Items from a dataset:
_ _ _ _ _

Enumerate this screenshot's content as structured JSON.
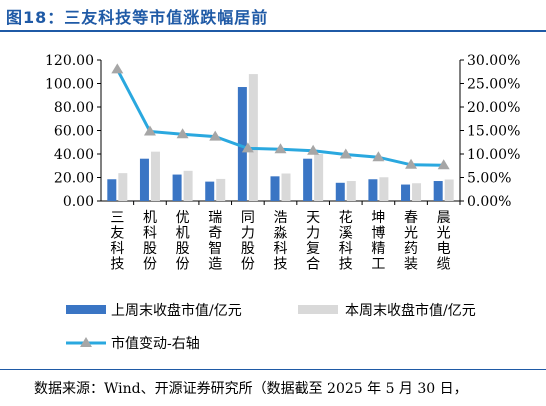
{
  "title": "图18：三友科技等市值涨跌幅居前",
  "source": "数据来源：Wind、开源证券研究所（数据截至 2025 年 5 月 30 日，",
  "colors": {
    "prev": "#3a75c4",
    "curr": "#d9d9d9",
    "line": "#2aa8df",
    "marker": "#a6a6a6",
    "title": "#1f5aa6"
  },
  "chart_data": {
    "type": "bar",
    "categories": [
      "三友科技",
      "机科股份",
      "优机股份",
      "瑞奇智造",
      "同力股份",
      "浩淼科技",
      "天力复合",
      "花溪科技",
      "坤博精工",
      "春光药装",
      "晨光电缆"
    ],
    "series": [
      {
        "name": "上周末收盘市值/亿元",
        "type": "bar",
        "axis": "left",
        "values": [
          18.5,
          36,
          22.5,
          16.5,
          97,
          21,
          36,
          15.5,
          18.5,
          14,
          17
        ]
      },
      {
        "name": "本周末收盘市值/亿元",
        "type": "bar",
        "axis": "left",
        "values": [
          23.7,
          42,
          25.7,
          18.8,
          108,
          23.4,
          40,
          17,
          20.2,
          15.1,
          18.3
        ]
      },
      {
        "name": "市值变动-右轴",
        "type": "line",
        "axis": "right",
        "values": [
          28.0,
          14.8,
          14.2,
          13.7,
          11.2,
          11.0,
          10.7,
          9.9,
          9.3,
          7.7,
          7.6
        ]
      }
    ],
    "y_left": {
      "min": 0,
      "max": 120,
      "ticks": [
        0,
        20,
        40,
        60,
        80,
        100,
        120
      ],
      "tick_labels": [
        "0.00",
        "20.00",
        "40.00",
        "60.00",
        "80.00",
        "100.00",
        "120.00"
      ]
    },
    "y_right": {
      "min": 0,
      "max": 30,
      "ticks": [
        0,
        5,
        10,
        15,
        20,
        25,
        30
      ],
      "tick_labels": [
        "0.00%",
        "5.00%",
        "10.00%",
        "15.00%",
        "20.00%",
        "25.00%",
        "30.00%"
      ]
    },
    "legend": [
      "上周末收盘市值/亿元",
      "本周末收盘市值/亿元",
      "市值变动-右轴"
    ],
    "legend_position": "bottom",
    "grid": false
  }
}
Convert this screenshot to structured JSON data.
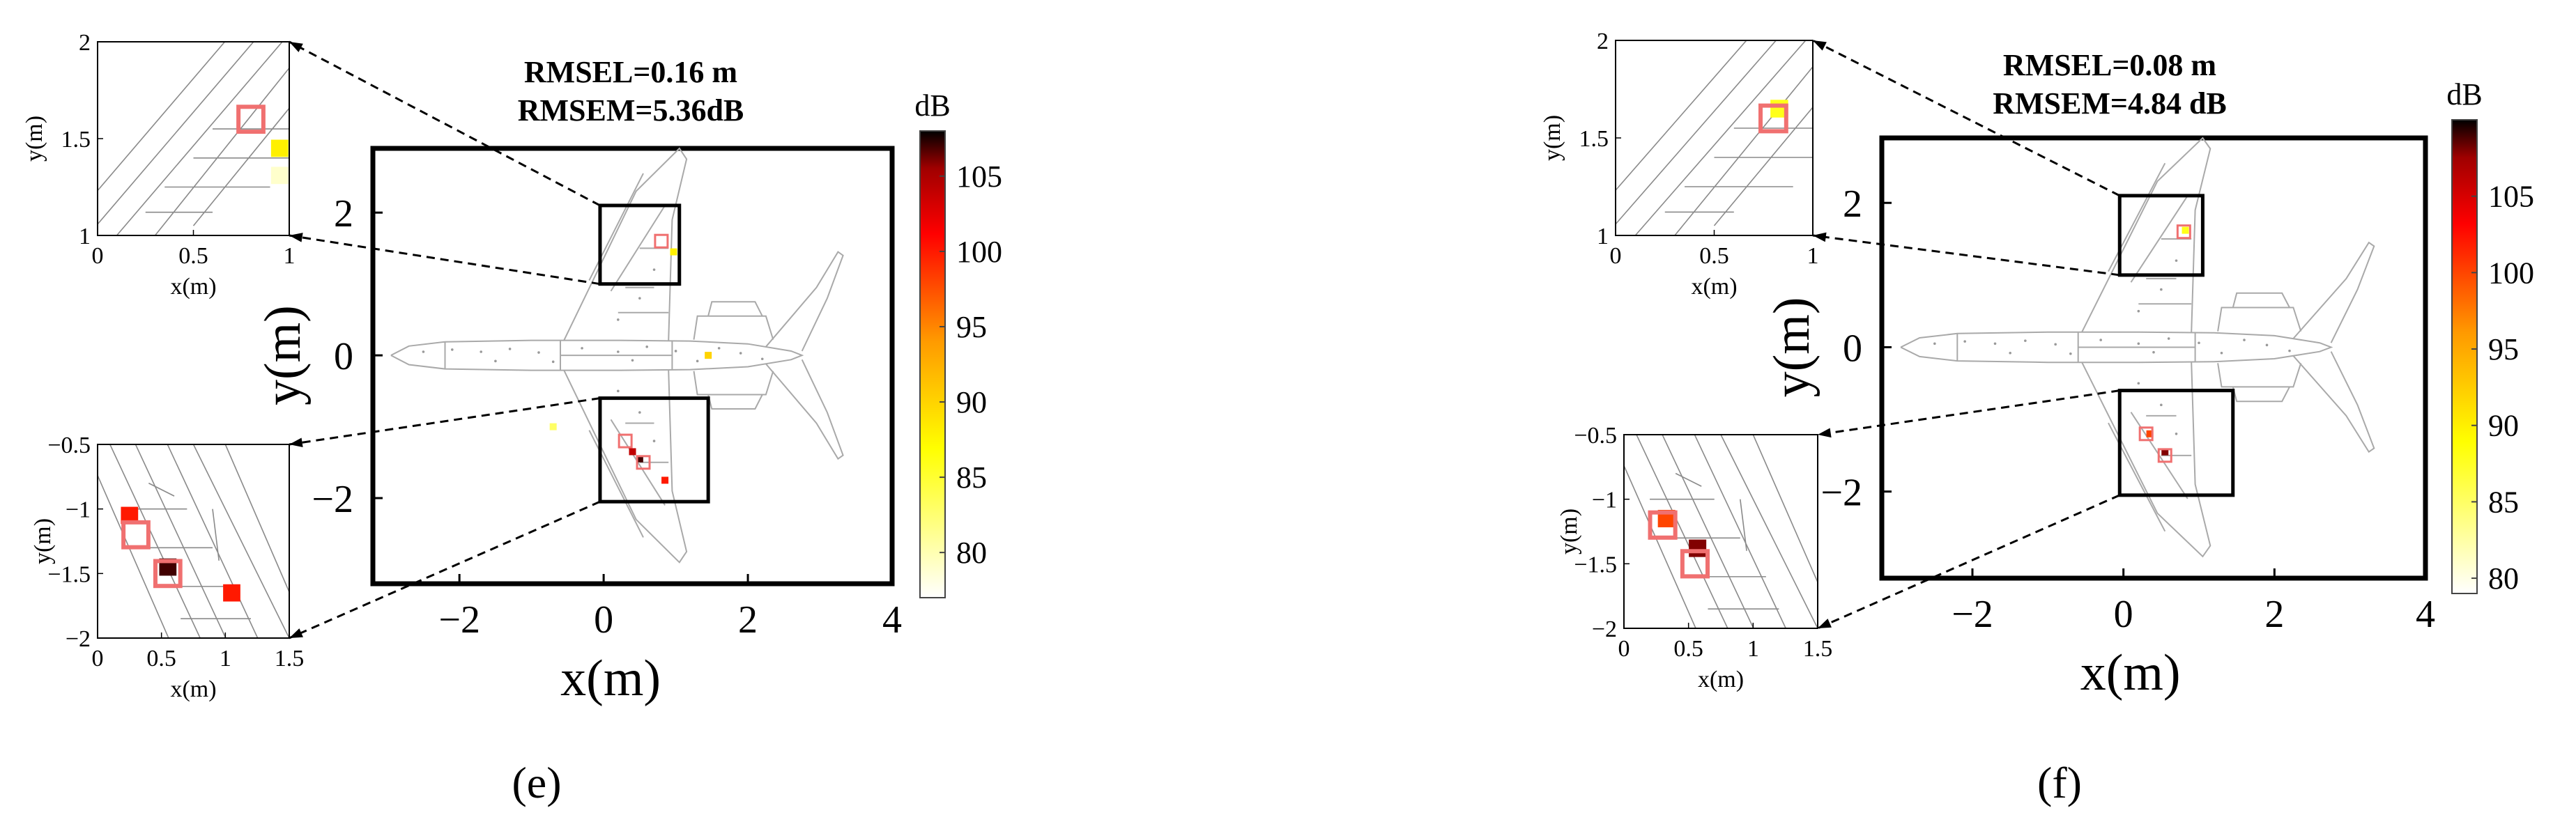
{
  "chart_data": [
    {
      "type": "scatter",
      "panel_label": "(e)",
      "title_lines": [
        "RMSEL=0.16 m",
        "RMSEM=5.36dB"
      ],
      "xlabel": "x(m)",
      "ylabel": "y(m)",
      "xlim": [
        -3.2,
        4
      ],
      "ylim": [
        -3.2,
        2.9
      ],
      "xticks": [
        "−2",
        "0",
        "2",
        "4"
      ],
      "yticks": [
        "2",
        "0",
        "−2"
      ],
      "colorbar": {
        "label": "dB",
        "range": [
          77,
          108
        ],
        "ticks": [
          "105",
          "100",
          "95",
          "90",
          "85",
          "80"
        ]
      },
      "true_sources": [
        [
          0.8,
          1.6
        ],
        [
          0.55,
          -1.5
        ],
        [
          0.3,
          -1.2
        ]
      ],
      "estimated_sources": [
        {
          "x": 0.97,
          "y": 1.45,
          "level_db": 88
        },
        {
          "x": 1.45,
          "y": 0.0,
          "level_db": 90
        },
        {
          "x": -0.7,
          "y": -1.0,
          "level_db": 83
        },
        {
          "x": 0.4,
          "y": -1.35,
          "level_db": 104
        },
        {
          "x": 0.5,
          "y": -1.45,
          "level_db": 107
        },
        {
          "x": 0.85,
          "y": -1.75,
          "level_db": 100
        }
      ],
      "inset_top": {
        "xlabel": "x(m)",
        "ylabel": "y(m)",
        "xlim": [
          0,
          1
        ],
        "ylim": [
          1,
          2
        ],
        "xticks": [
          "0",
          "0.5",
          "1"
        ],
        "yticks": [
          "2",
          "1.5",
          "1"
        ],
        "true_sources": [
          [
            0.8,
            1.6
          ]
        ],
        "estimated_sources": [
          {
            "x": 0.95,
            "y": 1.45,
            "level_db": 88
          },
          {
            "x": 0.95,
            "y": 1.31,
            "level_db": 79
          }
        ]
      },
      "inset_bottom": {
        "xlabel": "x(m)",
        "ylabel": "y(m)",
        "xlim": [
          0,
          1.5
        ],
        "ylim": [
          -2,
          -0.5
        ],
        "xticks": [
          "0",
          "0.5",
          "1",
          "1.5"
        ],
        "yticks": [
          "−0.5",
          "−1",
          "−1.5",
          "−2"
        ],
        "true_sources": [
          [
            0.3,
            -1.2
          ],
          [
            0.55,
            -1.5
          ]
        ],
        "estimated_sources": [
          {
            "x": 0.25,
            "y": -1.05,
            "level_db": 100
          },
          {
            "x": 0.55,
            "y": -1.45,
            "level_db": 107
          },
          {
            "x": 1.05,
            "y": -1.65,
            "level_db": 100
          }
        ]
      }
    },
    {
      "type": "scatter",
      "panel_label": "(f)",
      "title_lines": [
        "RMSEL=0.08 m",
        "RMSEM=4.84 dB"
      ],
      "xlabel": "x(m)",
      "ylabel": "y(m)",
      "xlim": [
        -3.2,
        4
      ],
      "ylim": [
        -3.2,
        2.9
      ],
      "xticks": [
        "−2",
        "0",
        "2",
        "4"
      ],
      "yticks": [
        "2",
        "0",
        "−2"
      ],
      "colorbar": {
        "label": "dB",
        "range": [
          79,
          110
        ],
        "ticks": [
          "105",
          "100",
          "95",
          "90",
          "85",
          "80"
        ]
      },
      "true_sources": [
        [
          0.8,
          1.6
        ],
        [
          0.55,
          -1.5
        ],
        [
          0.3,
          -1.2
        ]
      ],
      "estimated_sources": [
        {
          "x": 0.82,
          "y": 1.62,
          "level_db": 88
        },
        {
          "x": 0.35,
          "y": -1.2,
          "level_db": 100
        },
        {
          "x": 0.55,
          "y": -1.45,
          "level_db": 108
        }
      ],
      "inset_top": {
        "xlabel": "x(m)",
        "ylabel": "y(m)",
        "xlim": [
          0,
          1
        ],
        "ylim": [
          1,
          2
        ],
        "xticks": [
          "0",
          "0.5",
          "1"
        ],
        "yticks": [
          "2",
          "1.5",
          "1"
        ],
        "true_sources": [
          [
            0.8,
            1.6
          ]
        ],
        "estimated_sources": [
          {
            "x": 0.83,
            "y": 1.65,
            "level_db": 88
          }
        ]
      },
      "inset_bottom": {
        "xlabel": "x(m)",
        "ylabel": "y(m)",
        "xlim": [
          0,
          1.5
        ],
        "ylim": [
          -2,
          -0.5
        ],
        "xticks": [
          "0",
          "0.5",
          "1",
          "1.5"
        ],
        "yticks": [
          "−0.5",
          "−1",
          "−1.5",
          "−2"
        ],
        "true_sources": [
          [
            0.3,
            -1.2
          ],
          [
            0.55,
            -1.5
          ]
        ],
        "estimated_sources": [
          {
            "x": 0.33,
            "y": -1.15,
            "level_db": 100
          },
          {
            "x": 0.57,
            "y": -1.38,
            "level_db": 108
          }
        ]
      }
    }
  ]
}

_ _ _ _ _

> _What is being asked_
Working from the lines above, reproduce the material exactly and exclude its pictures.

> _Answer for this exercise_
Enumerate this screenshot's content as structured JSON.
{
  "title": "图18：三友科技等市值涨跌幅居前",
  "source": "数据来源：Wind、开源证券研究所（数据截至 2025 年 5 月 30 日，",
  "colors": {
    "prev": "#3a75c4",
    "curr": "#d9d9d9",
    "line": "#2aa8df",
    "marker": "#a6a6a6",
    "title": "#1f5aa6"
  },
  "chart_data": {
    "type": "bar",
    "categories": [
      "三友科技",
      "机科股份",
      "优机股份",
      "瑞奇智造",
      "同力股份",
      "浩淼科技",
      "天力复合",
      "花溪科技",
      "坤博精工",
      "春光药装",
      "晨光电缆"
    ],
    "series": [
      {
        "name": "上周末收盘市值/亿元",
        "type": "bar",
        "axis": "left",
        "values": [
          18.5,
          36,
          22.5,
          16.5,
          97,
          21,
          36,
          15.5,
          18.5,
          14,
          17
        ]
      },
      {
        "name": "本周末收盘市值/亿元",
        "type": "bar",
        "axis": "left",
        "values": [
          23.7,
          42,
          25.7,
          18.8,
          108,
          23.4,
          40,
          17,
          20.2,
          15.1,
          18.3
        ]
      },
      {
        "name": "市值变动-右轴",
        "type": "line",
        "axis": "right",
        "values": [
          28.0,
          14.8,
          14.2,
          13.7,
          11.2,
          11.0,
          10.7,
          9.9,
          9.3,
          7.7,
          7.6
        ]
      }
    ],
    "y_left": {
      "min": 0,
      "max": 120,
      "ticks": [
        0,
        20,
        40,
        60,
        80,
        100,
        120
      ],
      "tick_labels": [
        "0.00",
        "20.00",
        "40.00",
        "60.00",
        "80.00",
        "100.00",
        "120.00"
      ]
    },
    "y_right": {
      "min": 0,
      "max": 30,
      "ticks": [
        0,
        5,
        10,
        15,
        20,
        25,
        30
      ],
      "tick_labels": [
        "0.00%",
        "5.00%",
        "10.00%",
        "15.00%",
        "20.00%",
        "25.00%",
        "30.00%"
      ]
    },
    "legend": [
      "上周末收盘市值/亿元",
      "本周末收盘市值/亿元",
      "市值变动-右轴"
    ],
    "legend_position": "bottom",
    "grid": false
  }
}
Convert this screenshot to structured JSON data.
{
  "chart_data": [
    {
      "type": "scatter",
      "panel_label": "(e)",
      "title_lines": [
        "RMSEL=0.16 m",
        "RMSEM=5.36dB"
      ],
      "xlabel": "x(m)",
      "ylabel": "y(m)",
      "xlim": [
        -3.2,
        4
      ],
      "ylim": [
        -3.2,
        2.9
      ],
      "xticks": [
        "−2",
        "0",
        "2",
        "4"
      ],
      "yticks": [
        "2",
        "0",
        "−2"
      ],
      "colorbar": {
        "label": "dB",
        "range": [
          77,
          108
        ],
        "ticks": [
          "105",
          "100",
          "95",
          "90",
          "85",
          "80"
        ]
      },
      "true_sources": [
        [
          0.8,
          1.6
        ],
        [
          0.55,
          -1.5
        ],
        [
          0.3,
          -1.2
        ]
      ],
      "estimated_sources": [
        {
          "x": 0.97,
          "y": 1.45,
          "level_db": 88
        },
        {
          "x": 1.45,
          "y": 0.0,
          "level_db": 90
        },
        {
          "x": -0.7,
          "y": -1.0,
          "level_db": 83
        },
        {
          "x": 0.4,
          "y": -1.35,
          "level_db": 104
        },
        {
          "x": 0.5,
          "y": -1.45,
          "level_db": 107
        },
        {
          "x": 0.85,
          "y": -1.75,
          "level_db": 100
        }
      ],
      "inset_top": {
        "xlabel": "x(m)",
        "ylabel": "y(m)",
        "xlim": [
          0,
          1
        ],
        "ylim": [
          1,
          2
        ],
        "xticks": [
          "0",
          "0.5",
          "1"
        ],
        "yticks": [
          "2",
          "1.5",
          "1"
        ],
        "true_sources": [
          [
            0.8,
            1.6
          ]
        ],
        "estimated_sources": [
          {
            "x": 0.95,
            "y": 1.45,
            "level_db": 88
          },
          {
            "x": 0.95,
            "y": 1.31,
            "level_db": 79
          }
        ]
      },
      "inset_bottom": {
        "xlabel": "x(m)",
        "ylabel": "y(m)",
        "xlim": [
          0,
          1.5
        ],
        "ylim": [
          -2,
          -0.5
        ],
        "xticks": [
          "0",
          "0.5",
          "1",
          "1.5"
        ],
        "yticks": [
          "−0.5",
          "−1",
          "−1.5",
          "−2"
        ],
        "true_sources": [
          [
            0.3,
            -1.2
          ],
          [
            0.55,
            -1.5
          ]
        ],
        "estimated_sources": [
          {
            "x": 0.25,
            "y": -1.05,
            "level_db": 100
          },
          {
            "x": 0.55,
            "y": -1.45,
            "level_db": 107
          },
          {
            "x": 1.05,
            "y": -1.65,
            "level_db": 100
          }
        ]
      }
    },
    {
      "type": "scatter",
      "panel_label": "(f)",
      "title_lines": [
        "RMSEL=0.08 m",
        "RMSEM=4.84 dB"
      ],
      "xlabel": "x(m)",
      "ylabel": "y(m)",
      "xlim": [
        -3.2,
        4
      ],
      "ylim": [
        -3.2,
        2.9
      ],
      "xticks": [
        "−2",
        "0",
        "2",
        "4"
      ],
      "yticks": [
        "2",
        "0",
        "−2"
      ],
      "colorbar": {
        "label": "dB",
        "range": [
          79,
          110
        ],
        "ticks": [
          "105",
          "100",
          "95",
          "90",
          "85",
          "80"
        ]
      },
      "true_sources": [
        [
          0.8,
          1.6
        ],
        [
          0.55,
          -1.5
        ],
        [
          0.3,
          -1.2
        ]
      ],
      "estimated_sources": [
        {
          "x": 0.82,
          "y": 1.62,
          "level_db": 88
        },
        {
          "x": 0.35,
          "y": -1.2,
          "level_db": 100
        },
        {
          "x": 0.55,
          "y": -1.45,
          "level_db": 108
        }
      ],
      "inset_top": {
        "xlabel": "x(m)",
        "ylabel": "y(m)",
        "xlim": [
          0,
          1
        ],
        "ylim": [
          1,
          2
        ],
        "xticks": [
          "0",
          "0.5",
          "1"
        ],
        "yticks": [
          "2",
          "1.5",
          "1"
        ],
        "true_sources": [
          [
            0.8,
            1.6
          ]
        ],
        "estimated_sources": [
          {
            "x": 0.83,
            "y": 1.65,
            "level_db": 88
          }
        ]
      },
      "inset_bottom": {
        "xlabel": "x(m)",
        "ylabel": "y(m)",
        "xlim": [
          0,
          1.5
        ],
        "ylim": [
          -2,
          -0.5
        ],
        "xticks": [
          "0",
          "0.5",
          "1",
          "1.5"
        ],
        "yticks": [
          "−0.5",
          "−1",
          "−1.5",
          "−2"
        ],
        "true_sources": [
          [
            0.3,
            -1.2
          ],
          [
            0.55,
            -1.5
          ]
        ],
        "estimated_sources": [
          {
            "x": 0.33,
            "y": -1.15,
            "level_db": 100
          },
          {
            "x": 0.57,
            "y": -1.38,
            "level_db": 108
          }
        ]
      }
    }
  ]
}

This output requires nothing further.